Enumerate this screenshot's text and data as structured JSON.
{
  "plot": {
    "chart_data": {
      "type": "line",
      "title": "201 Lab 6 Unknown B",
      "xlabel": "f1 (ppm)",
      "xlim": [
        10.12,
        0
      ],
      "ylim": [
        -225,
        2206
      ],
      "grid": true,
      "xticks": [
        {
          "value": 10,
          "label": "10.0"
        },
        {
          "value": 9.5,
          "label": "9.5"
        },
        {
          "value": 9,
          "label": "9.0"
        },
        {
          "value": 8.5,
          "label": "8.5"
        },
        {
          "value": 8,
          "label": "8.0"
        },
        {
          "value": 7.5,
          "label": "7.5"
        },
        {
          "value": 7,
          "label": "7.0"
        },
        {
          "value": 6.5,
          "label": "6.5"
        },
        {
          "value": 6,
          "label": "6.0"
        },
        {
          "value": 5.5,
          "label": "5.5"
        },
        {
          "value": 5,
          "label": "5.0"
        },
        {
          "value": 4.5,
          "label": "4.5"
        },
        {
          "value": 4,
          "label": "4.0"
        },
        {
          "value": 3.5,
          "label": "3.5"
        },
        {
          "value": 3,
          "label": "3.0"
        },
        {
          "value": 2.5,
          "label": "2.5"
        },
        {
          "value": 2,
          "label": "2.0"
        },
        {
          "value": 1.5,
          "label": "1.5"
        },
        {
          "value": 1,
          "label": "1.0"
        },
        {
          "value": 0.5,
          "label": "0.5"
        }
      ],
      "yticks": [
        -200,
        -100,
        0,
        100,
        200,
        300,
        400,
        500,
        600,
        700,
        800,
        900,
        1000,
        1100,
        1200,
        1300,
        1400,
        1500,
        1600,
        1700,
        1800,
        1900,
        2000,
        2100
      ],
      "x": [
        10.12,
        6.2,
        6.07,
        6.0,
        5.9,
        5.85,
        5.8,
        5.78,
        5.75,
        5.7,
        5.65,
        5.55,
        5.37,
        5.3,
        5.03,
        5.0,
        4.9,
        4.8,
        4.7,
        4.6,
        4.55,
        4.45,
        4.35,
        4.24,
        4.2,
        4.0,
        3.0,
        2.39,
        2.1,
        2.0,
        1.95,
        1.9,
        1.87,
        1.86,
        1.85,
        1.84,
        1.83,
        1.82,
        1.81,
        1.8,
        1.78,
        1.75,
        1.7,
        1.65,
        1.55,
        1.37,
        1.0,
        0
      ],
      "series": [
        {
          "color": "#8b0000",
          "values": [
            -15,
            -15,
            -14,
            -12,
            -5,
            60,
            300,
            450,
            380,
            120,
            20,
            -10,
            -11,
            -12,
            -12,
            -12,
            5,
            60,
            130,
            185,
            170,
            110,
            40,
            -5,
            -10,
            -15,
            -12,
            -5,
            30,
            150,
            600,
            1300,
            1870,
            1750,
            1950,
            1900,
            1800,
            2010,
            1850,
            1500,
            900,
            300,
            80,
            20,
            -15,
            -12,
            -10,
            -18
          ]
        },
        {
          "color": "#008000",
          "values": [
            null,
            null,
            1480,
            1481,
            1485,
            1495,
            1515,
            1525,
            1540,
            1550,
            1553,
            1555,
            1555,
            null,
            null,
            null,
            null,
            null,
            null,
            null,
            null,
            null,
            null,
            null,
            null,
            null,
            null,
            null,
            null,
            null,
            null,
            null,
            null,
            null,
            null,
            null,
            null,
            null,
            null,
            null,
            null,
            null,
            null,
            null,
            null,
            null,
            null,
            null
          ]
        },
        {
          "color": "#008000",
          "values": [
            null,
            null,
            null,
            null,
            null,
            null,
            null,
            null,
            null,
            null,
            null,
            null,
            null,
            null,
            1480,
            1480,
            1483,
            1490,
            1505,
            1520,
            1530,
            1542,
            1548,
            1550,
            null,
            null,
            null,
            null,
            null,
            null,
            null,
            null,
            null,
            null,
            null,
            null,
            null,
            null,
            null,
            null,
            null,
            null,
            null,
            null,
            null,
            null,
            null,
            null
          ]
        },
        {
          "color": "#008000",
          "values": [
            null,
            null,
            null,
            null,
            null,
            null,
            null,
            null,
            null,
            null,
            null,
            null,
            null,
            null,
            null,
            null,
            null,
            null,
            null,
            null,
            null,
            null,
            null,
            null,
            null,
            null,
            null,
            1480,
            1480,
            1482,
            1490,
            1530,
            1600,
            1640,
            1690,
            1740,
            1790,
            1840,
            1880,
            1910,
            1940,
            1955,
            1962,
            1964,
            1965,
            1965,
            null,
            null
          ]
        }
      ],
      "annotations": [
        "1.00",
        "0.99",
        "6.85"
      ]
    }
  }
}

################

### Set problem
Give every line of the material again, exactly as it reads.

### Complete response
Enumerate this screenshot's text and data as structured JSON.
{
  "plot": {
    "chart_data": {
      "type": "line",
      "title": "201 Lab 6 Unknown B",
      "xlabel": "f1 (ppm)",
      "xlim": [
        10.12,
        0
      ],
      "ylim": [
        -225,
        2206
      ],
      "grid": true,
      "xticks": [
        {
          "value": 10,
          "label": "10.0"
        },
        {
          "value": 9.5,
          "label": "9.5"
        },
        {
          "value": 9,
          "label": "9.0"
        },
        {
          "value": 8.5,
          "label": "8.5"
        },
        {
          "value": 8,
          "label": "8.0"
        },
        {
          "value": 7.5,
          "label": "7.5"
        },
        {
          "value": 7,
          "label": "7.0"
        },
        {
          "value": 6.5,
          "label": "6.5"
        },
        {
          "value": 6,
          "label": "6.0"
        },
        {
          "value": 5.5,
          "label": "5.5"
        },
        {
          "value": 5,
          "label": "5.0"
        },
        {
          "value": 4.5,
          "label": "4.5"
        },
        {
          "value": 4,
          "label": "4.0"
        },
        {
          "value": 3.5,
          "label": "3.5"
        },
        {
          "value": 3,
          "label": "3.0"
        },
        {
          "value": 2.5,
          "label": "2.5"
        },
        {
          "value": 2,
          "label": "2.0"
        },
        {
          "value": 1.5,
          "label": "1.5"
        },
        {
          "value": 1,
          "label": "1.0"
        },
        {
          "value": 0.5,
          "label": "0.5"
        }
      ],
      "yticks": [
        -200,
        -100,
        0,
        100,
        200,
        300,
        400,
        500,
        600,
        700,
        800,
        900,
        1000,
        1100,
        1200,
        1300,
        1400,
        1500,
        1600,
        1700,
        1800,
        1900,
        2000,
        2100
      ],
      "x": [
        10.12,
        6.2,
        6.07,
        6.0,
        5.9,
        5.85,
        5.8,
        5.78,
        5.75,
        5.7,
        5.65,
        5.55,
        5.37,
        5.3,
        5.03,
        5.0,
        4.9,
        4.8,
        4.7,
        4.6,
        4.55,
        4.45,
        4.35,
        4.24,
        4.2,
        4.0,
        3.0,
        2.39,
        2.1,
        2.0,
        1.95,
        1.9,
        1.87,
        1.86,
        1.85,
        1.84,
        1.83,
        1.82,
        1.81,
        1.8,
        1.78,
        1.75,
        1.7,
        1.65,
        1.55,
        1.37,
        1.0,
        0
      ],
      "series": [
        {
          "color": "#8b0000",
          "values": [
            -15,
            -15,
            -14,
            -12,
            -5,
            60,
            300,
            450,
            380,
            120,
            20,
            -10,
            -11,
            -12,
            -12,
            -12,
            5,
            60,
            130,
            185,
            170,
            110,
            40,
            -5,
            -10,
            -15,
            -12,
            -5,
            30,
            150,
            600,
            1300,
            1870,
            1750,
            1950,
            1900,
            1800,
            2010,
            1850,
            1500,
            900,
            300,
            80,
            20,
            -15,
            -12,
            -10,
            -18
          ]
        },
        {
          "color": "#008000",
          "values": [
            null,
            null,
            1480,
            1481,
            1485,
            1495,
            1515,
            1525,
            1540,
            1550,
            1553,
            1555,
            1555,
            null,
            null,
            null,
            null,
            null,
            null,
            null,
            null,
            null,
            null,
            null,
            null,
            null,
            null,
            null,
            null,
            null,
            null,
            null,
            null,
            null,
            null,
            null,
            null,
            null,
            null,
            null,
            null,
            null,
            null,
            null,
            null,
            null,
            null,
            null
          ]
        },
        {
          "color": "#008000",
          "values": [
            null,
            null,
            null,
            null,
            null,
            null,
            null,
            null,
            null,
            null,
            null,
            null,
            null,
            null,
            1480,
            1480,
            1483,
            1490,
            1505,
            1520,
            1530,
            1542,
            1548,
            1550,
            null,
            null,
            null,
            null,
            null,
            null,
            null,
            null,
            null,
            null,
            null,
            null,
            null,
            null,
            null,
            null,
            null,
            null,
            null,
            null,
            null,
            null,
            null,
            null
          ]
        },
        {
          "color": "#008000",
          "values": [
            null,
            null,
            null,
            null,
            null,
            null,
            null,
            null,
            null,
            null,
            null,
            null,
            null,
            null,
            null,
            null,
            null,
            null,
            null,
            null,
            null,
            null,
            null,
            null,
            null,
            null,
            null,
            1480,
            1480,
            1482,
            1490,
            1530,
            1600,
            1640,
            1690,
            1740,
            1790,
            1840,
            1880,
            1910,
            1940,
            1955,
            1962,
            1964,
            1965,
            1965,
            null,
            null
          ]
        }
      ],
      "annotations": [
        "1.00",
        "0.99",
        "6.85"
      ]
    }
  }
}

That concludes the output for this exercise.